**The problem**: Your task is to repeat all of the data exactly while excluding the pictures.

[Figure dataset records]
○ ○ ○

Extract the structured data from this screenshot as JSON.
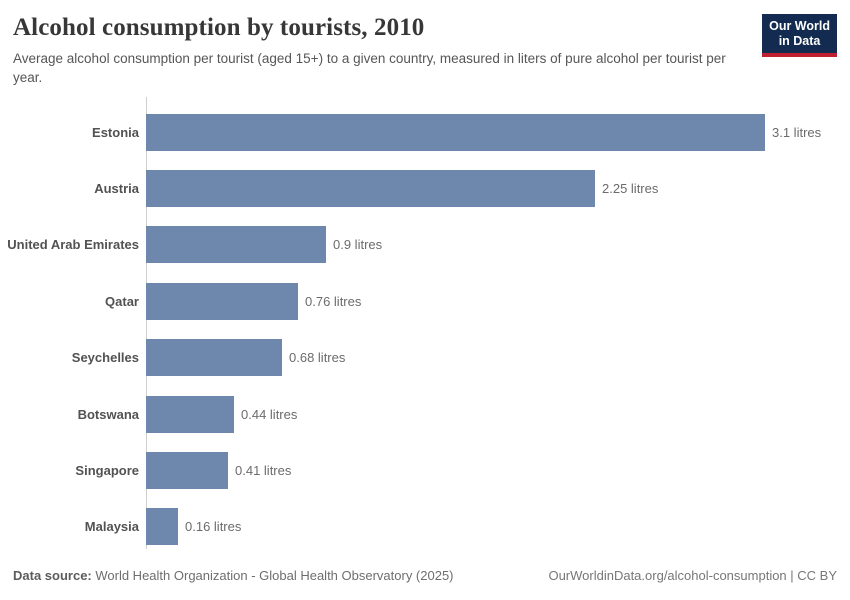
{
  "header": {
    "title": "Alcohol consumption by tourists, 2010",
    "subtitle": "Average alcohol consumption per tourist (aged 15+) to a given country, measured in liters of pure alcohol per tourist per year.",
    "logo_line1": "Our World",
    "logo_line2": "in Data"
  },
  "chart_data": {
    "type": "bar",
    "orientation": "horizontal",
    "title": "Alcohol consumption by tourists, 2010",
    "categories": [
      "Estonia",
      "Austria",
      "United Arab Emirates",
      "Qatar",
      "Seychelles",
      "Botswana",
      "Singapore",
      "Malaysia"
    ],
    "values": [
      3.1,
      2.25,
      0.9,
      0.76,
      0.68,
      0.44,
      0.41,
      0.16
    ],
    "value_labels": [
      "3.1 litres",
      "2.25 litres",
      "0.9 litres",
      "0.76 litres",
      "0.68 litres",
      "0.44 litres",
      "0.41 litres",
      "0.16 litres"
    ],
    "unit": "litres",
    "xlabel": "",
    "ylabel": "",
    "xlim": [
      0,
      3.1
    ],
    "grid": false,
    "legend": false,
    "bar_color": "#6d87ad"
  },
  "footer": {
    "data_source_label": "Data source:",
    "data_source_text": " World Health Organization - Global Health Observatory (2025)",
    "link_text": "OurWorldinData.org/alcohol-consumption | CC BY"
  },
  "colors": {
    "bar": "#6d87ad",
    "axis_line": "#cfcfcf",
    "logo_bg": "#132b50",
    "logo_underline": "#c01f2f"
  }
}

○ ○ ○

**The completed task**:
Extract the structured data from this screenshot as JSON.
{
  "header": {
    "title": "Alcohol consumption by tourists, 2010",
    "subtitle": "Average alcohol consumption per tourist (aged 15+) to a given country, measured in liters of pure alcohol per tourist per year.",
    "logo_line1": "Our World",
    "logo_line2": "in Data"
  },
  "chart_data": {
    "type": "bar",
    "orientation": "horizontal",
    "title": "Alcohol consumption by tourists, 2010",
    "categories": [
      "Estonia",
      "Austria",
      "United Arab Emirates",
      "Qatar",
      "Seychelles",
      "Botswana",
      "Singapore",
      "Malaysia"
    ],
    "values": [
      3.1,
      2.25,
      0.9,
      0.76,
      0.68,
      0.44,
      0.41,
      0.16
    ],
    "value_labels": [
      "3.1 litres",
      "2.25 litres",
      "0.9 litres",
      "0.76 litres",
      "0.68 litres",
      "0.44 litres",
      "0.41 litres",
      "0.16 litres"
    ],
    "unit": "litres",
    "xlabel": "",
    "ylabel": "",
    "xlim": [
      0,
      3.1
    ],
    "grid": false,
    "legend": false,
    "bar_color": "#6d87ad"
  },
  "footer": {
    "data_source_label": "Data source:",
    "data_source_text": " World Health Organization - Global Health Observatory (2025)",
    "link_text": "OurWorldinData.org/alcohol-consumption | CC BY"
  },
  "colors": {
    "bar": "#6d87ad",
    "axis_line": "#cfcfcf",
    "logo_bg": "#132b50",
    "logo_underline": "#c01f2f"
  }
}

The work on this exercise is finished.